The input:
■ ■ ■ ■

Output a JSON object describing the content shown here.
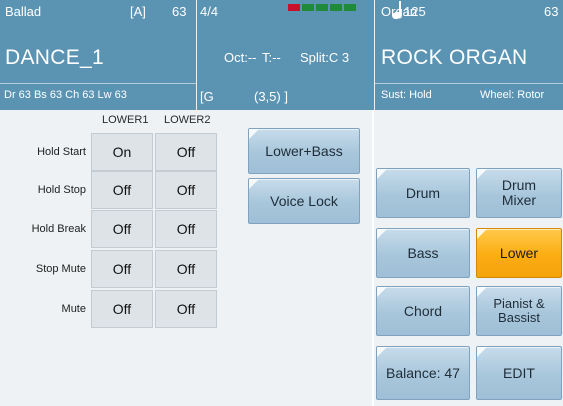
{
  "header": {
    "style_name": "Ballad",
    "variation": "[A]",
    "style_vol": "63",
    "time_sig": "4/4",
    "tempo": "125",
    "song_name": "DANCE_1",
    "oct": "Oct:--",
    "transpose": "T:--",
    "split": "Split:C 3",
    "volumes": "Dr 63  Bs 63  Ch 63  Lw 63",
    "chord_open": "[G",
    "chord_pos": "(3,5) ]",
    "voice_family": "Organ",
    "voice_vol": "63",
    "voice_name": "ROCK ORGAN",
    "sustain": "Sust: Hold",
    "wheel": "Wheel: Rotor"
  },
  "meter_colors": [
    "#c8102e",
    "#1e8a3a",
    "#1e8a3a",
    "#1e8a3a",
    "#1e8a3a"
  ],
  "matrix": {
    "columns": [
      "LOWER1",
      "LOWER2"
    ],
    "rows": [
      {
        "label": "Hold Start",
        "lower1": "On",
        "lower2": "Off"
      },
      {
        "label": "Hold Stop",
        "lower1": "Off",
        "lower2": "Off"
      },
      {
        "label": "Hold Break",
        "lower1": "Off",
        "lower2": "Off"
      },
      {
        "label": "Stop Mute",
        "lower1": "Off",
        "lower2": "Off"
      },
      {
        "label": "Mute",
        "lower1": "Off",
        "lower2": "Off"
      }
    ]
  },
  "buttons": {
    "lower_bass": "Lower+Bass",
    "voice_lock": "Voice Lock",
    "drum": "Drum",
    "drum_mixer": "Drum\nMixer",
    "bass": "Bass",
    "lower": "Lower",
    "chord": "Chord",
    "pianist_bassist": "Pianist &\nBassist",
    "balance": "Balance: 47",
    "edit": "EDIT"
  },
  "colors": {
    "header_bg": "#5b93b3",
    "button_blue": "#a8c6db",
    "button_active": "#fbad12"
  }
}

■ ■ ■ ■

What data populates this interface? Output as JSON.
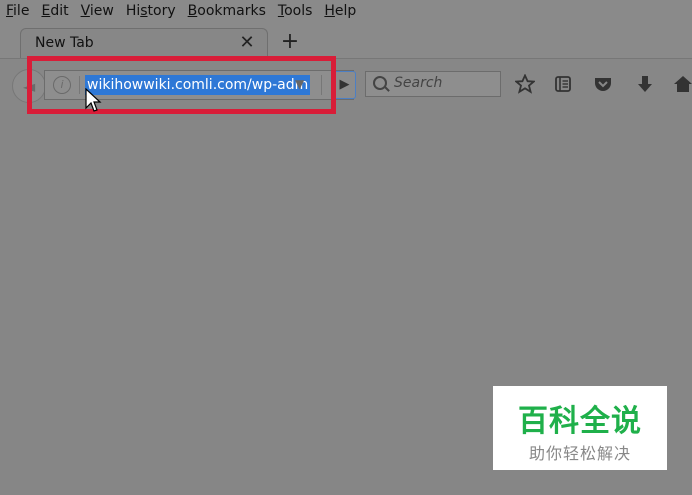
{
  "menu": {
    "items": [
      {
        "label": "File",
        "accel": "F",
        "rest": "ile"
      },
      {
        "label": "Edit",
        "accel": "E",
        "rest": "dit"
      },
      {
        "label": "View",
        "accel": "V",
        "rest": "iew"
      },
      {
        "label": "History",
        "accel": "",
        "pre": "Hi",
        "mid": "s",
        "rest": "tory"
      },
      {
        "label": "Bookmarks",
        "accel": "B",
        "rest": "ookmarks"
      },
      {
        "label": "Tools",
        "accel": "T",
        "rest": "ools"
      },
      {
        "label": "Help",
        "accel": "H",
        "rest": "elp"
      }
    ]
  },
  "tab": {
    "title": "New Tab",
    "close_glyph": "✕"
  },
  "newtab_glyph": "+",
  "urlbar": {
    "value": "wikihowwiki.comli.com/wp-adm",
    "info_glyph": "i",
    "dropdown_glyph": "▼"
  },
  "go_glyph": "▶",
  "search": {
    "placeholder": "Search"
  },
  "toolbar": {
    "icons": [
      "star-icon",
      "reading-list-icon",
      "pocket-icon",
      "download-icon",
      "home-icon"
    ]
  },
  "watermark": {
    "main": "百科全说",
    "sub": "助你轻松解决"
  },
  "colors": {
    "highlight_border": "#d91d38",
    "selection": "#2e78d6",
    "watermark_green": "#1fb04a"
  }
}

■ ■ ■ ■

Short problem: Check each line of the material above for "rest" and say how many lines contain it, giving the number alone.

Response: 7